=== INPUT RECORDS ===
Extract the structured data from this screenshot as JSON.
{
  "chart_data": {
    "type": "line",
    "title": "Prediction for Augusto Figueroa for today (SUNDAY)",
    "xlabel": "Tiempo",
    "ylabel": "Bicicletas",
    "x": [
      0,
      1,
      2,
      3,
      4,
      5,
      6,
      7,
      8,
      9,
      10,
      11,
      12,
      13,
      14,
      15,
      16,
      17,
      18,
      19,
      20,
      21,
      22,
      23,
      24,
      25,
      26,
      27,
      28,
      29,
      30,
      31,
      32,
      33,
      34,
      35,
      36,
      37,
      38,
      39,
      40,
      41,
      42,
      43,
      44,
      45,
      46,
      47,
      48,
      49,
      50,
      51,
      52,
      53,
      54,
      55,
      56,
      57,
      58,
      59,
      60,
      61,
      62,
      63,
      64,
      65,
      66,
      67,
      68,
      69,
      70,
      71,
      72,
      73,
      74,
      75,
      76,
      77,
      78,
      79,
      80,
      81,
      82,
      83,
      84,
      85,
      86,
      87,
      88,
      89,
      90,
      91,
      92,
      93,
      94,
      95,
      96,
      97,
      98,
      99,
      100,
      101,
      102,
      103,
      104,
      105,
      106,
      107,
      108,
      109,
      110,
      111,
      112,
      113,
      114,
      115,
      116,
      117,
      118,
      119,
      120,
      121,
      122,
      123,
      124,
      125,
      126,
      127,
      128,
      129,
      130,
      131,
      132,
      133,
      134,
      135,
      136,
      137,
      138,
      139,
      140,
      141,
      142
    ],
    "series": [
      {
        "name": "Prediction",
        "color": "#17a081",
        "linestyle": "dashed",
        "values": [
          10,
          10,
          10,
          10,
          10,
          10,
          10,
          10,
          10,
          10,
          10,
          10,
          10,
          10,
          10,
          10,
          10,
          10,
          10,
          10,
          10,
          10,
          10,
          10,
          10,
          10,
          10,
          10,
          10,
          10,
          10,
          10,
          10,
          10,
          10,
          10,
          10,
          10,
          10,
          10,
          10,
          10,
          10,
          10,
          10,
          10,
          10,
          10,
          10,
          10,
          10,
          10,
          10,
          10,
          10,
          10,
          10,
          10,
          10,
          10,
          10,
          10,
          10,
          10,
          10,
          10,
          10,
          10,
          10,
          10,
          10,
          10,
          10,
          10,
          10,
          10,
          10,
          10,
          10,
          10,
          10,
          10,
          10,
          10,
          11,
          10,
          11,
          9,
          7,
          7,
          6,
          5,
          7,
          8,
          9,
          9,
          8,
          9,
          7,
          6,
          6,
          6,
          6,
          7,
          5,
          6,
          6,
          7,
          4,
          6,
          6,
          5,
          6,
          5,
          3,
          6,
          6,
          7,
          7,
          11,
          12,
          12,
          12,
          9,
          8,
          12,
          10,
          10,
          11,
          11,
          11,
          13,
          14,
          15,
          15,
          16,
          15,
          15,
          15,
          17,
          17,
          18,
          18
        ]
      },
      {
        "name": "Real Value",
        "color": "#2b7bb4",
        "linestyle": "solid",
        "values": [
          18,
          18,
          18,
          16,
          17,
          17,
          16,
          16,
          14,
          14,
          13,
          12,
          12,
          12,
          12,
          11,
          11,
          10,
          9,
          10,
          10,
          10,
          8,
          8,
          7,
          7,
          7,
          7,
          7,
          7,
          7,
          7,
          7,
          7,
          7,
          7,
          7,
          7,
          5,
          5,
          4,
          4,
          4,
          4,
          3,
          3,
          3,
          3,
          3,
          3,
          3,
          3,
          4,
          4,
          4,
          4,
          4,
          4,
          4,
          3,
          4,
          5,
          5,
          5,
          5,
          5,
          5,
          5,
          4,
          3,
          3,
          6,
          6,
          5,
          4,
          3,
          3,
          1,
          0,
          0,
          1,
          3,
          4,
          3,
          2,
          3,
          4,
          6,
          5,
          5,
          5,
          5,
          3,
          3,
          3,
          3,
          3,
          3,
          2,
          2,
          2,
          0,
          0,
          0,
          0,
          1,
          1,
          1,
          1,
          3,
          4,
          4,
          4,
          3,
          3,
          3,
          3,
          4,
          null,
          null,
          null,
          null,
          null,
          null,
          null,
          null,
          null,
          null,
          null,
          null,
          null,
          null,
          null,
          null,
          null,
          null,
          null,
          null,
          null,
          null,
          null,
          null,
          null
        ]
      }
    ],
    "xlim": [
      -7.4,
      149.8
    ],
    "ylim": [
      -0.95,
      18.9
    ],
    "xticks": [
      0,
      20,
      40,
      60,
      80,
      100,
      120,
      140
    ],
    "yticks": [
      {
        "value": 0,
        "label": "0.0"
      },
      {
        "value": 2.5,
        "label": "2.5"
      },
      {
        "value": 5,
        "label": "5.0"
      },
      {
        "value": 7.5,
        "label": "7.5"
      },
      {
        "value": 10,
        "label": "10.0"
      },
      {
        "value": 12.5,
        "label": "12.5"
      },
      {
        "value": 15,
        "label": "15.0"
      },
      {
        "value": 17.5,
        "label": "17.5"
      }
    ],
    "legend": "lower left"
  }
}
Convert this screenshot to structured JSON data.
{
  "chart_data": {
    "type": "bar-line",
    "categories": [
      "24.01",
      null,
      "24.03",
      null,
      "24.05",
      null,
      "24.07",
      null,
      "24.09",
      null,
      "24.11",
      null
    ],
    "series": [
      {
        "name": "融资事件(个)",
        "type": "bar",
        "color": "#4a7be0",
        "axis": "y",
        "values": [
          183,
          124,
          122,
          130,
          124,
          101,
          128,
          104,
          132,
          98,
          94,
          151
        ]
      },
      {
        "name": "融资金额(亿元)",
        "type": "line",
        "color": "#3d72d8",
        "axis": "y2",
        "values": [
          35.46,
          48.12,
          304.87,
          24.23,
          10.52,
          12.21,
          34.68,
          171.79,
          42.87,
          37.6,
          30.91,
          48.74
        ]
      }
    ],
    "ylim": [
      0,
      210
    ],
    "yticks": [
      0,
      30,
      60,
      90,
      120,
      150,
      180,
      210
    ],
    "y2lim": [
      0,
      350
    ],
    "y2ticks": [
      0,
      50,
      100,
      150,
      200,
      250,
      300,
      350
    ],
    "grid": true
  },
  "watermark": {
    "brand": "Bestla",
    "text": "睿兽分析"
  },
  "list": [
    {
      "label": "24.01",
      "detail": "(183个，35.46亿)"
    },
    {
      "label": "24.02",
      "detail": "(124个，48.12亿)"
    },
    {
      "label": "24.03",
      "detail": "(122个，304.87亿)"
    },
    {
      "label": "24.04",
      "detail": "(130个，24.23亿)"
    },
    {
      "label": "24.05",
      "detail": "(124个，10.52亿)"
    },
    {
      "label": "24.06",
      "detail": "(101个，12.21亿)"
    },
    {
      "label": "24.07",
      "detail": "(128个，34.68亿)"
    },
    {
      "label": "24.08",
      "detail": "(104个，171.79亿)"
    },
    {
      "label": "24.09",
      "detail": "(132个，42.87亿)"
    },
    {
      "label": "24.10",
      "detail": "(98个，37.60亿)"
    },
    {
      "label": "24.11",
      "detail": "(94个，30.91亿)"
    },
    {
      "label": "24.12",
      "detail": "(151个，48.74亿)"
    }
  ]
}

=== WRITTEN PROBLEM ===
Keep only those lines of the records that hold "name", and return them.

=== IN RESPONSE ===
        "name": "Prediction",
        "name": "Real Value",
        "name": "融资事件(个)",
        "name": "融资金额(亿元)",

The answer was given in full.